___ Extracted material

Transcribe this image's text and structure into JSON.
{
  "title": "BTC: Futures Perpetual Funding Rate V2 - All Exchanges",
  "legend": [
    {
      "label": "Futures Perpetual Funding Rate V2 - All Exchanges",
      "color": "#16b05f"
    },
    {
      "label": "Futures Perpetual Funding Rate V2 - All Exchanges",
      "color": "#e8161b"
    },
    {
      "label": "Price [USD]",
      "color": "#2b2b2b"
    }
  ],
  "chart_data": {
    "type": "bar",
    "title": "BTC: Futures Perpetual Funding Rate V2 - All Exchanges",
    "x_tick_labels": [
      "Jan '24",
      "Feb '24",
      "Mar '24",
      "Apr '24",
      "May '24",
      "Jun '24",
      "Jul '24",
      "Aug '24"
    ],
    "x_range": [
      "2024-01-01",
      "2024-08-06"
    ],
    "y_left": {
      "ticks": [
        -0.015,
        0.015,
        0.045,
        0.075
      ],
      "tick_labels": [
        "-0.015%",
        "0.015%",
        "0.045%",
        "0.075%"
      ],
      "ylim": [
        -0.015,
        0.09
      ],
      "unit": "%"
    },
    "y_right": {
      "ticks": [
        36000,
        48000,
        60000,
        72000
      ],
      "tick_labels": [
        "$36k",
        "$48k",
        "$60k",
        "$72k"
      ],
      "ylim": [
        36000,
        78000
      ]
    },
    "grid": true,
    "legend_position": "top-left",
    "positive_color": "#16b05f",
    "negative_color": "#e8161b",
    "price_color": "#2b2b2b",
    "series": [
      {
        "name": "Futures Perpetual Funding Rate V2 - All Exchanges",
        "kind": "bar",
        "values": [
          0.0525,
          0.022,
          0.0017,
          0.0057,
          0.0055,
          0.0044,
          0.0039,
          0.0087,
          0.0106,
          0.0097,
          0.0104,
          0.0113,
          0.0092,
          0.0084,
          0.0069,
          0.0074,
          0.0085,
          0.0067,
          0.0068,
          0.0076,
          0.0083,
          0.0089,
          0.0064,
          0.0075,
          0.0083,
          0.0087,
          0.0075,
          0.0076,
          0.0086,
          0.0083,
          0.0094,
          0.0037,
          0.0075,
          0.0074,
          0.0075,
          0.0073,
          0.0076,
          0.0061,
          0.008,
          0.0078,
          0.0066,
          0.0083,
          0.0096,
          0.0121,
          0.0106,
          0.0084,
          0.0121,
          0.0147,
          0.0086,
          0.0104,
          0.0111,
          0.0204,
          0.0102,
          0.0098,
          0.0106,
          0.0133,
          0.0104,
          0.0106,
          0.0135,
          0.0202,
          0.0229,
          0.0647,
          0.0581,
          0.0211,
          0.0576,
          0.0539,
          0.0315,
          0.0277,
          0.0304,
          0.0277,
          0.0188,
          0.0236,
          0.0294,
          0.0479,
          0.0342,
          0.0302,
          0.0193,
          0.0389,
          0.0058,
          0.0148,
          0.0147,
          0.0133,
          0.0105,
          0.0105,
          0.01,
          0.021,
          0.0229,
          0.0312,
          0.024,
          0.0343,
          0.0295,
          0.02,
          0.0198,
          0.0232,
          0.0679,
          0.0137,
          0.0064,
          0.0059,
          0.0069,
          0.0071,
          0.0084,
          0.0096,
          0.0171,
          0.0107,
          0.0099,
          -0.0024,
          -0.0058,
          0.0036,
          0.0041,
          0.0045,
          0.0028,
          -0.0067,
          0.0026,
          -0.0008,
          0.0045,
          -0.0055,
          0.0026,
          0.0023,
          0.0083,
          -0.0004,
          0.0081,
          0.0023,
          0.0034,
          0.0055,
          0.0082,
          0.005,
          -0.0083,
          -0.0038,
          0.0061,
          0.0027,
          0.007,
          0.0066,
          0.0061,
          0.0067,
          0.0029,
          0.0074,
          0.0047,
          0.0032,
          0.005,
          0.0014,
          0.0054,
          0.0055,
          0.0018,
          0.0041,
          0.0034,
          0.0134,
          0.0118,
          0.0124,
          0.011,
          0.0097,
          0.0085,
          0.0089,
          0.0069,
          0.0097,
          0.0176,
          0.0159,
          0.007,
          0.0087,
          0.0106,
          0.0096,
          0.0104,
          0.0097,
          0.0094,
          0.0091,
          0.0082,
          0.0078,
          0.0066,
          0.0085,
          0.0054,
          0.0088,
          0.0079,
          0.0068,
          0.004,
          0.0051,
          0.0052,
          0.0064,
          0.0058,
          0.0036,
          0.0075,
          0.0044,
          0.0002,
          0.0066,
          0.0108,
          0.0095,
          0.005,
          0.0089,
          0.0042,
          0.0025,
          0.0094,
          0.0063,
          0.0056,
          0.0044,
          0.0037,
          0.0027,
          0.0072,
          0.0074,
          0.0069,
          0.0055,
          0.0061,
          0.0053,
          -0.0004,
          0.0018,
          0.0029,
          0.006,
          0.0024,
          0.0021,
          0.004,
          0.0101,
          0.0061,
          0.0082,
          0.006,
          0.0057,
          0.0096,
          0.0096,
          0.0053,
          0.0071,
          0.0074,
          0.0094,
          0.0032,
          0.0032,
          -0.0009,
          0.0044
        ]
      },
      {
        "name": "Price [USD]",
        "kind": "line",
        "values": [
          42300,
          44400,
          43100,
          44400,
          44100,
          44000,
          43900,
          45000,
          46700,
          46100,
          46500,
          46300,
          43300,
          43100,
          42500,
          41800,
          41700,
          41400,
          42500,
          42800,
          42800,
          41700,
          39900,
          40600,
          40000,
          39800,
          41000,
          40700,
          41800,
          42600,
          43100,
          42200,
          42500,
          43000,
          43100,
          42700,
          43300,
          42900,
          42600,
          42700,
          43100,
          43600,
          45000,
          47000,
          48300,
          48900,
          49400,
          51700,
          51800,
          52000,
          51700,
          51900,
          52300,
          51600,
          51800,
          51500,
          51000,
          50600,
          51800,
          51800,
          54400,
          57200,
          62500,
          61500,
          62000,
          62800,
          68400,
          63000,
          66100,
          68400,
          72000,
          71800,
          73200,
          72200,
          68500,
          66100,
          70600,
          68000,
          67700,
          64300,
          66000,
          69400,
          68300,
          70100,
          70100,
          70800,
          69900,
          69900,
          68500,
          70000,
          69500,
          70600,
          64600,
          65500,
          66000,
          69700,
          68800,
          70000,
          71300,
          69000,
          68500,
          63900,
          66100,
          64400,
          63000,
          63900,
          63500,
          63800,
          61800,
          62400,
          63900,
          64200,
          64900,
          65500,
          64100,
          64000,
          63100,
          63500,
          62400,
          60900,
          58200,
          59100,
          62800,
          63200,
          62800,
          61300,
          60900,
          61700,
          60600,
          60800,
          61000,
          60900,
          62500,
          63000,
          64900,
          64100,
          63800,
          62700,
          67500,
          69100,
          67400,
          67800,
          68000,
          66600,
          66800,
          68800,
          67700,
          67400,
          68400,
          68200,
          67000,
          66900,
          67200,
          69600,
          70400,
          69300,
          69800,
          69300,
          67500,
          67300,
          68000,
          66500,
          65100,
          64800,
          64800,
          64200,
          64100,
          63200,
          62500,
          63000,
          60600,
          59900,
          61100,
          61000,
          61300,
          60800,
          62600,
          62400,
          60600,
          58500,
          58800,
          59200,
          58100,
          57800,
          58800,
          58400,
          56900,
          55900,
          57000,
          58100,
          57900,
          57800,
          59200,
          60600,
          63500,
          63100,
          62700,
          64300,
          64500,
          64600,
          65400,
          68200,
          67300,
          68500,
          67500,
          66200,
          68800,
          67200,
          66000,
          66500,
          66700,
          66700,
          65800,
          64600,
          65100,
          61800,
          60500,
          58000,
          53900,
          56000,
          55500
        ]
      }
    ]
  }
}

______

**Task to carry out**. List every line in the records above that contains the word "Rate".

**Finished task**.
  "title": "BTC: Futures Perpetual Funding Rate V2 - All Exchanges",
      "label": "Futures Perpetual Funding Rate V2 - All Exchanges",
      "label": "Futures Perpetual Funding Rate V2 - All Exchanges",
    "title": "BTC: Futures Perpetual Funding Rate V2 - All Exchanges",
        "name": "Futures Perpetual Funding Rate V2 - All Exchanges",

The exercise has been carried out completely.